Report how many lines hold the word "ділились"; answer with the number alone.

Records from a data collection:
┏━━

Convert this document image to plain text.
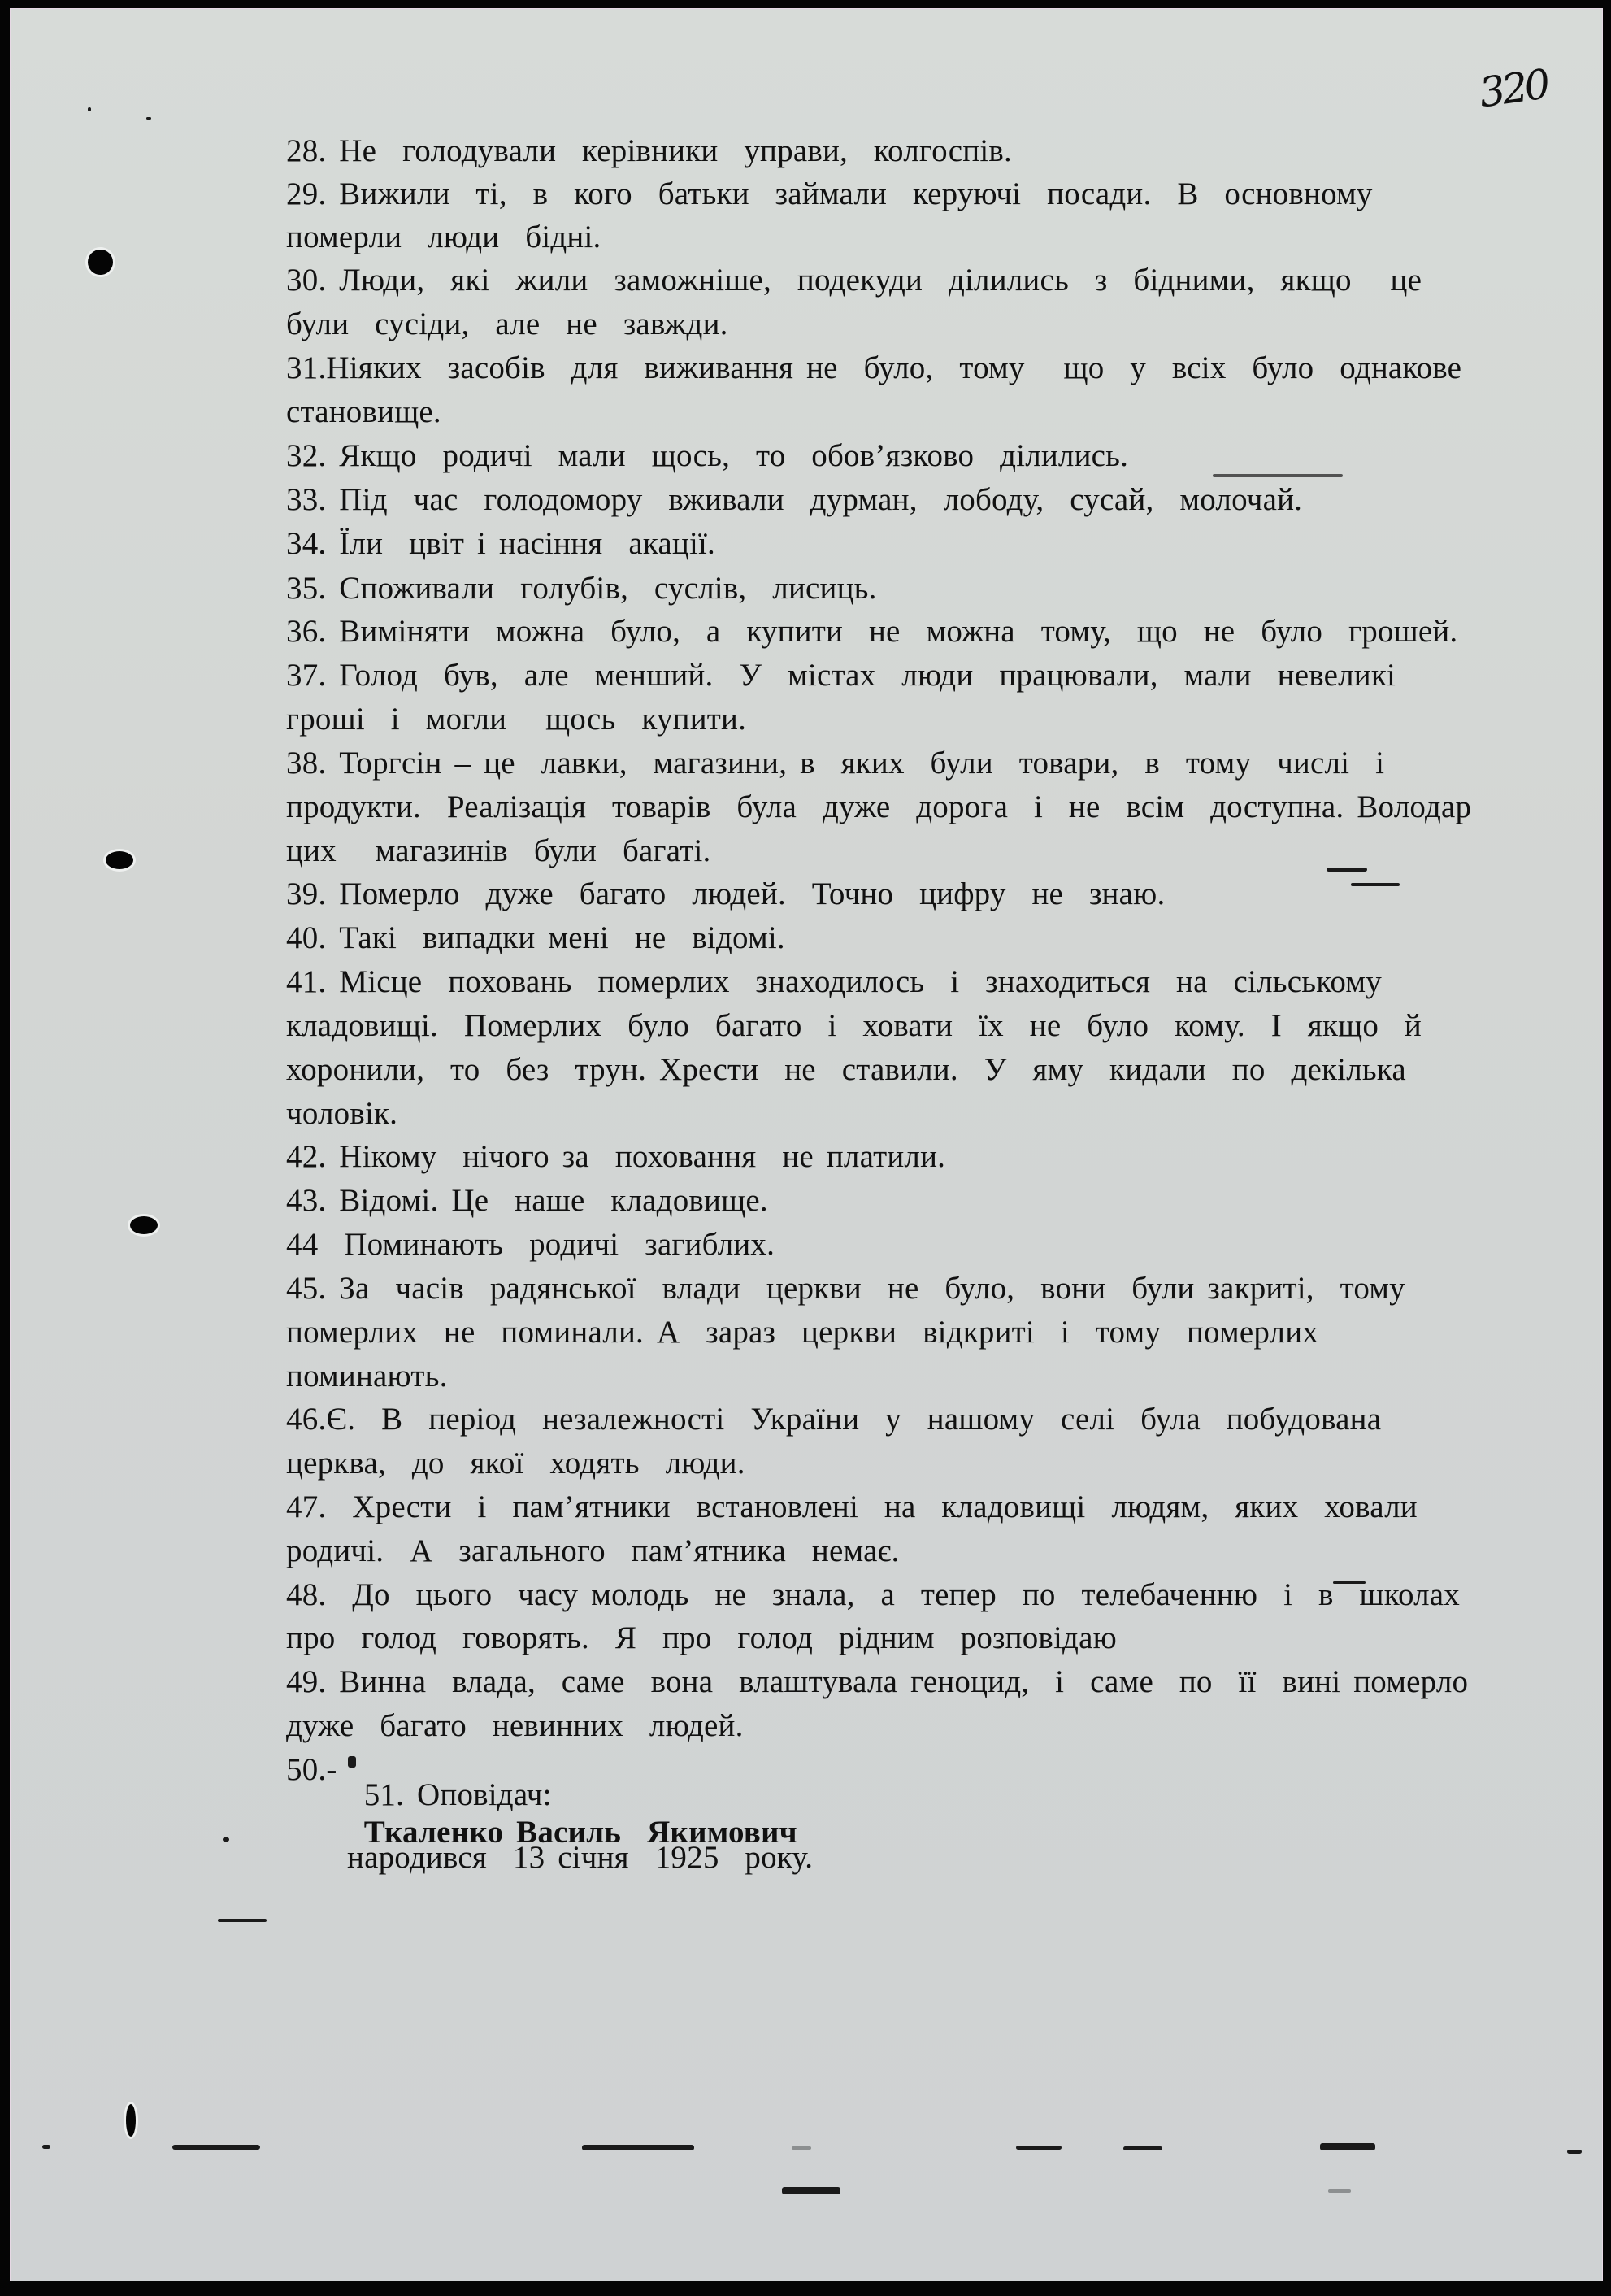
320
28. Не  голодували  керівники  управи,  колгоспів.
29. Вижили  ті,  в  кого  батьки  займали  керуючі  посади.  В  основному
померли  люди  бідні.
30. Люди,  які  жили  заможніше,  подекуди  ділились  з  бідними,  якщо   це
були  сусіди,  але  не  завжди.
31.Ніяких  засобів  для  виживання не  було,  тому   що  у  всіх  було  однакове
становище.
32. Якщо  родичі  мали  щось,  то  обов’язково  ділились.
33. Під  час  голодомору  вживали  дурман,  лободу,  сусай,  молочай.
34. Їли  цвіт і насіння  акації.
35. Споживали  голубів,  суслів,  лисиць.
36. Виміняти  можна  було,  а  купити  не  можна  тому,  що  не  було  грошей.
37. Голод  був,  але  менший.  У  містах  люди  працювали,  мали  невеликі
гроші  і  могли   щось  купити.
38. Торгсін – це  лавки,  магазини, в  яких  були  товари,  в  тому  числі  і
продукти.  Реалізація  товарів  була  дуже  дорога  і  не  всім  доступна. Володар
цих   магазинів  були  багаті.
39. Померло  дуже  багато  людей.  Точно  цифру  не  знаю.
40. Такі  випадки мені  не  відомі.
41. Місце  поховань  померлих  знаходилось  і  знаходиться  на  сільському
кладовищі.  Померлих  було  багато  і  ховати  їх  не  було  кому.  І  якщо  й
хоронили,  то  без  трун. Хрести  не  ставили.  У  яму  кидали  по  декілька
чоловік.
42. Нікому  нічого за  поховання  не платили.
43. Відомі. Це  наше  кладовище.
44  Поминають  родичі  загиблих.
45. За  часів  радянської  влади  церкви  не  було,  вони  були закриті,  тому
померлих  не  поминали. А  зараз  церкви  відкриті  і  тому  померлих
поминають.
46.Є.  В  період  незалежності  України  у  нашому  селі  була  побудована
церква,  до  якої  ходять  люди.
47.  Хрести  і  пам’ятники  встановлені  на  кладовищі  людям,  яких  ховали
родичі.  А  загального  пам’ятника  немає.
48.  До  цього  часу молодь  не  знала,  а  тепер  по  телебаченню  і  в  школах
про  голод  говорять.  Я  про  голод  рідним  розповідаю
49. Винна  влада,  саме  вона  влаштувала геноцид,  і  саме  по  її  вині померло
дуже  багато  невинних  людей.
50.-

51. Оповідач:
Ткаленко Василь  Якимович

народився  13 січня  1925  року.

┗━━

## The response
2